#### [EXERCISE OBJECTIVE]
Please set down all the lines beneath this one exactly, without the pictures.

#### [DATA ENTRIES]
┌──
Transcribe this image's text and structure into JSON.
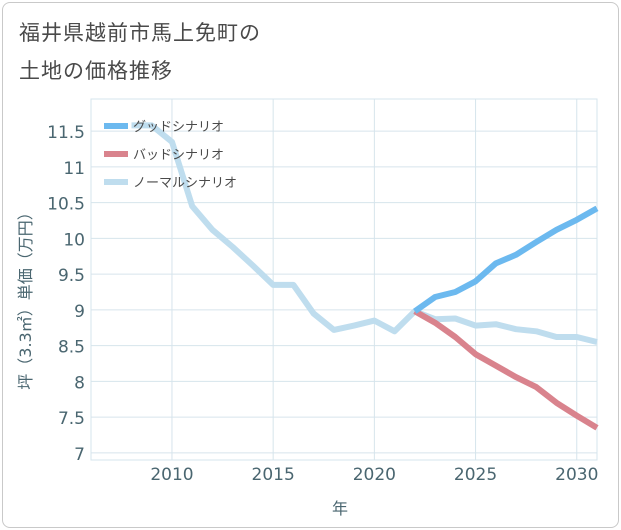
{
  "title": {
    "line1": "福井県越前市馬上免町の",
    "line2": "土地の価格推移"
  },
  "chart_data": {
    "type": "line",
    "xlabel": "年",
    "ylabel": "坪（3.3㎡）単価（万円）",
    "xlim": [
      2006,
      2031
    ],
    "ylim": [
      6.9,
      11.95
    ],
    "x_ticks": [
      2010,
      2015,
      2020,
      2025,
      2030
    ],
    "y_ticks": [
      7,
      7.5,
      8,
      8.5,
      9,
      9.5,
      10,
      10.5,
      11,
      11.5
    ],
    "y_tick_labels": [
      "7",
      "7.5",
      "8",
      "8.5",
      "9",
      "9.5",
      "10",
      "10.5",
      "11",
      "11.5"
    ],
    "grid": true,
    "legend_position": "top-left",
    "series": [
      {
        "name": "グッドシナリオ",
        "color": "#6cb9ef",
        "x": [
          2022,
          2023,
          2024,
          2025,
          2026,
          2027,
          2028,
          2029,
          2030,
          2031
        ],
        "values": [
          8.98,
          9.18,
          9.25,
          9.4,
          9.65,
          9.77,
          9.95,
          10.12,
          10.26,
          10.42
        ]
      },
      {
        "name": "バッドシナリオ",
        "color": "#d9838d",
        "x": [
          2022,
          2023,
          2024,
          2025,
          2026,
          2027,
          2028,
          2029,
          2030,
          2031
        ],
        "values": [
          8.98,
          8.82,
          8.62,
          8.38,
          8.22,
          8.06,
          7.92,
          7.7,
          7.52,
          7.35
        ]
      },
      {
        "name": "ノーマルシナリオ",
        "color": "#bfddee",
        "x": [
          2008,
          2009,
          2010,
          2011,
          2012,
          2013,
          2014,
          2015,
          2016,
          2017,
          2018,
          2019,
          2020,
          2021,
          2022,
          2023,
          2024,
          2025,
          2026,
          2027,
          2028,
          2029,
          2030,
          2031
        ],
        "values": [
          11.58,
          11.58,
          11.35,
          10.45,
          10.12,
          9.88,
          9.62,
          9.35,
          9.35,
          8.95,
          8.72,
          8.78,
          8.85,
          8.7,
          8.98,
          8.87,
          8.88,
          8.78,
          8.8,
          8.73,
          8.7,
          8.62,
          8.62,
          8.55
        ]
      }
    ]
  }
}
└──
#### [WRITTEN RESPONSE]
Transcribe this image's text and structure into JSON.
{
  "title": {
    "line1": "福井県越前市馬上免町の",
    "line2": "土地の価格推移"
  },
  "chart_data": {
    "type": "line",
    "xlabel": "年",
    "ylabel": "坪（3.3㎡）単価（万円）",
    "xlim": [
      2006,
      2031
    ],
    "ylim": [
      6.9,
      11.95
    ],
    "x_ticks": [
      2010,
      2015,
      2020,
      2025,
      2030
    ],
    "y_ticks": [
      7,
      7.5,
      8,
      8.5,
      9,
      9.5,
      10,
      10.5,
      11,
      11.5
    ],
    "y_tick_labels": [
      "7",
      "7.5",
      "8",
      "8.5",
      "9",
      "9.5",
      "10",
      "10.5",
      "11",
      "11.5"
    ],
    "grid": true,
    "legend_position": "top-left",
    "series": [
      {
        "name": "グッドシナリオ",
        "color": "#6cb9ef",
        "x": [
          2022,
          2023,
          2024,
          2025,
          2026,
          2027,
          2028,
          2029,
          2030,
          2031
        ],
        "values": [
          8.98,
          9.18,
          9.25,
          9.4,
          9.65,
          9.77,
          9.95,
          10.12,
          10.26,
          10.42
        ]
      },
      {
        "name": "バッドシナリオ",
        "color": "#d9838d",
        "x": [
          2022,
          2023,
          2024,
          2025,
          2026,
          2027,
          2028,
          2029,
          2030,
          2031
        ],
        "values": [
          8.98,
          8.82,
          8.62,
          8.38,
          8.22,
          8.06,
          7.92,
          7.7,
          7.52,
          7.35
        ]
      },
      {
        "name": "ノーマルシナリオ",
        "color": "#bfddee",
        "x": [
          2008,
          2009,
          2010,
          2011,
          2012,
          2013,
          2014,
          2015,
          2016,
          2017,
          2018,
          2019,
          2020,
          2021,
          2022,
          2023,
          2024,
          2025,
          2026,
          2027,
          2028,
          2029,
          2030,
          2031
        ],
        "values": [
          11.58,
          11.58,
          11.35,
          10.45,
          10.12,
          9.88,
          9.62,
          9.35,
          9.35,
          8.95,
          8.72,
          8.78,
          8.85,
          8.7,
          8.98,
          8.87,
          8.88,
          8.78,
          8.8,
          8.73,
          8.7,
          8.62,
          8.62,
          8.55
        ]
      }
    ]
  }
}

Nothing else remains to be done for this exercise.